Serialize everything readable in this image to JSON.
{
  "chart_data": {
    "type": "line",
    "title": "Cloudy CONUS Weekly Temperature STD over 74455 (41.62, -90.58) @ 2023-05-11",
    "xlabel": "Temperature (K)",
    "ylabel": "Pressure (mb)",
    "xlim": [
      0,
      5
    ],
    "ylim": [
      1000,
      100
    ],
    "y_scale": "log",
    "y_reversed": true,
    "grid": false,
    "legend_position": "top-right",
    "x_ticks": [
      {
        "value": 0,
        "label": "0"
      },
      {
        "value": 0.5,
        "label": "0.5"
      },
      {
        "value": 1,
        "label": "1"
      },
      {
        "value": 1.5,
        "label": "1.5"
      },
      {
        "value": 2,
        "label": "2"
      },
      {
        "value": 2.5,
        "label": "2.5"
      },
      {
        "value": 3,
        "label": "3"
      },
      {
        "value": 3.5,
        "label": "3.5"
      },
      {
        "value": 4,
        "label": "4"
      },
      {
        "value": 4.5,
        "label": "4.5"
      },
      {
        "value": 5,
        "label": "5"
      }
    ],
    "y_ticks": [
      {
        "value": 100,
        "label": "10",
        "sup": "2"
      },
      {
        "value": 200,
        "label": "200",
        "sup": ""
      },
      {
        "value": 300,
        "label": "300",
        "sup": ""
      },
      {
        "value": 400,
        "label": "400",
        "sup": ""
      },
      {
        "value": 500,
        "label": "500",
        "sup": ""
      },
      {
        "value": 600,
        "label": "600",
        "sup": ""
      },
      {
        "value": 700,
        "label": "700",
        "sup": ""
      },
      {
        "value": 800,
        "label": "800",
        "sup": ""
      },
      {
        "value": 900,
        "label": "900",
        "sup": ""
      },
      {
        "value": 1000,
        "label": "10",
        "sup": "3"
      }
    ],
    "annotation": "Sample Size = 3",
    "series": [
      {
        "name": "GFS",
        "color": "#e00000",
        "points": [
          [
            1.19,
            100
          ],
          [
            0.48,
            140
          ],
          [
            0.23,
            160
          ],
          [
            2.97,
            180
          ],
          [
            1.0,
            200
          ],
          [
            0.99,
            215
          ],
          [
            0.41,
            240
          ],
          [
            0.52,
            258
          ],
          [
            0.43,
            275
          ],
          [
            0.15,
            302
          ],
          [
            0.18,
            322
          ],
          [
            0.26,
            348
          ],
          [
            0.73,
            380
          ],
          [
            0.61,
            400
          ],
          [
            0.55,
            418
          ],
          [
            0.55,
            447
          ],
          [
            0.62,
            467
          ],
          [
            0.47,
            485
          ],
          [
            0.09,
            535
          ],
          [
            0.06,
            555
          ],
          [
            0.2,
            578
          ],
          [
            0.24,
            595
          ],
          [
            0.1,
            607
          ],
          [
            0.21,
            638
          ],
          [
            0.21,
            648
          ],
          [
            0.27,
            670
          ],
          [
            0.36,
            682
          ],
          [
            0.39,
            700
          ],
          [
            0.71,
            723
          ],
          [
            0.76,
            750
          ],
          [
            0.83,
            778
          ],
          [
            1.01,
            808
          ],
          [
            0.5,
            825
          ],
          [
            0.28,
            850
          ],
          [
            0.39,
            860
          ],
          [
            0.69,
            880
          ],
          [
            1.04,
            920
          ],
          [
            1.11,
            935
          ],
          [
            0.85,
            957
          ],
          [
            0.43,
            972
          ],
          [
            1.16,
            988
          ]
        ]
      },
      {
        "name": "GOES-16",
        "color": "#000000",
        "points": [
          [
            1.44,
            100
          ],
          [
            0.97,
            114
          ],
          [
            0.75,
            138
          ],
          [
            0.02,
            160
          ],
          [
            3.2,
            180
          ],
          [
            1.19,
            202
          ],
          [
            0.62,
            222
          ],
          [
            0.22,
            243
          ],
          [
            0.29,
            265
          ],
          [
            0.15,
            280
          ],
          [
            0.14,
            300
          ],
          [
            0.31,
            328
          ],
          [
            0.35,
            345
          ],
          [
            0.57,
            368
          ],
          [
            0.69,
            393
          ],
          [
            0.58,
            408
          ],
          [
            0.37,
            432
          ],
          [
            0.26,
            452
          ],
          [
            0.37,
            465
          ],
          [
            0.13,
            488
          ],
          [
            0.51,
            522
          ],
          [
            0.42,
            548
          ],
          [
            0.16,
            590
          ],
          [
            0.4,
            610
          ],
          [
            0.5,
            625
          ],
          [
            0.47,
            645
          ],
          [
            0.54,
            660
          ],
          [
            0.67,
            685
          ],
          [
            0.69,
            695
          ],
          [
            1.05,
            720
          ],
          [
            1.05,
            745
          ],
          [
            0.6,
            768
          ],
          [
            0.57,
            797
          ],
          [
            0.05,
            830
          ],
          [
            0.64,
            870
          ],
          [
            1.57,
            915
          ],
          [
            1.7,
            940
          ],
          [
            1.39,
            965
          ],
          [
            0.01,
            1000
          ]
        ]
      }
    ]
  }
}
────────────────────────────────────────
▶ _Requirement_:
Using the listing above, pull out all lines that hold the word "Temperature".

▶ _Solution to this exercise_:
    "title": "Cloudy CONUS Weekly Temperature STD over 74455 (41.62, -90.58) @ 2023-05-11",
    "xlabel": "Temperature (K)",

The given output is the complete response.